begin

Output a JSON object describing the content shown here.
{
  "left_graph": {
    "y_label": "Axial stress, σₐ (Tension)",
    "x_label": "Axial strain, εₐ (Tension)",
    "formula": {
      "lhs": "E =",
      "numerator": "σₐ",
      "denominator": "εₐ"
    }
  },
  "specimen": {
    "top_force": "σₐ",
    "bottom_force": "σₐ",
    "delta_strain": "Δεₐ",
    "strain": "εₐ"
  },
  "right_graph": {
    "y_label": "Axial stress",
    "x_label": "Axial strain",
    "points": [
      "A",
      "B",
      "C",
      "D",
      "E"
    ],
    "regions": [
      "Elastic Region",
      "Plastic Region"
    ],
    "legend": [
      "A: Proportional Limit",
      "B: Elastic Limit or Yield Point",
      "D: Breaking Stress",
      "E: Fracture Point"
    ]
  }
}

end
begin

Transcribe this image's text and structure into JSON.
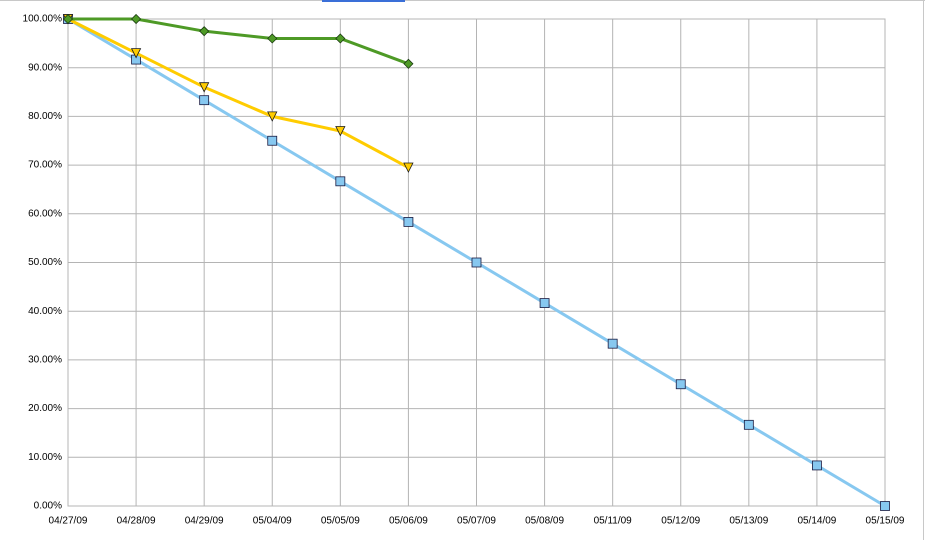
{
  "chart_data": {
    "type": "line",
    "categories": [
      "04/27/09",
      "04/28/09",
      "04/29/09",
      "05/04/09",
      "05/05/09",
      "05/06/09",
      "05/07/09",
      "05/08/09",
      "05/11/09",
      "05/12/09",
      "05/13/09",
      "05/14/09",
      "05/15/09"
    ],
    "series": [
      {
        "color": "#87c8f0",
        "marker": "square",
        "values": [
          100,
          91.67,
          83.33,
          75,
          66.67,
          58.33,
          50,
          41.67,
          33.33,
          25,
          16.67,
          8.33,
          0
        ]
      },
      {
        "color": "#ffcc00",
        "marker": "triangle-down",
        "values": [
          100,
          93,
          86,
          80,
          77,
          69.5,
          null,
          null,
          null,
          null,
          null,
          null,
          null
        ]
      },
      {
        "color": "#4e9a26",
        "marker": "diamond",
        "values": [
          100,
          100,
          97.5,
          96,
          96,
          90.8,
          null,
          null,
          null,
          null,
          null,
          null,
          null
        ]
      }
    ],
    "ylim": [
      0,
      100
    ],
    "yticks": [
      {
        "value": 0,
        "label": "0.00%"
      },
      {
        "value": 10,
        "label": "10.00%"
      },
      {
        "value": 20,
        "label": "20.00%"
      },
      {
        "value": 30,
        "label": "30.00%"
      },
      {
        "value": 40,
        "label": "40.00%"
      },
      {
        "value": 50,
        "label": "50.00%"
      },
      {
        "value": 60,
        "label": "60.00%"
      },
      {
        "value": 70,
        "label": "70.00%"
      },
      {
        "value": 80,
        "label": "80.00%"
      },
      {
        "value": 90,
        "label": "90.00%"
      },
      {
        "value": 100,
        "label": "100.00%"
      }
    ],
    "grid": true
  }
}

end

What you should do:
Go through the entries above and pull out each line with "Limit" in it.

Answer to the problem:
      "A: Proportional Limit",
      "B: Elastic Limit or Yield Point",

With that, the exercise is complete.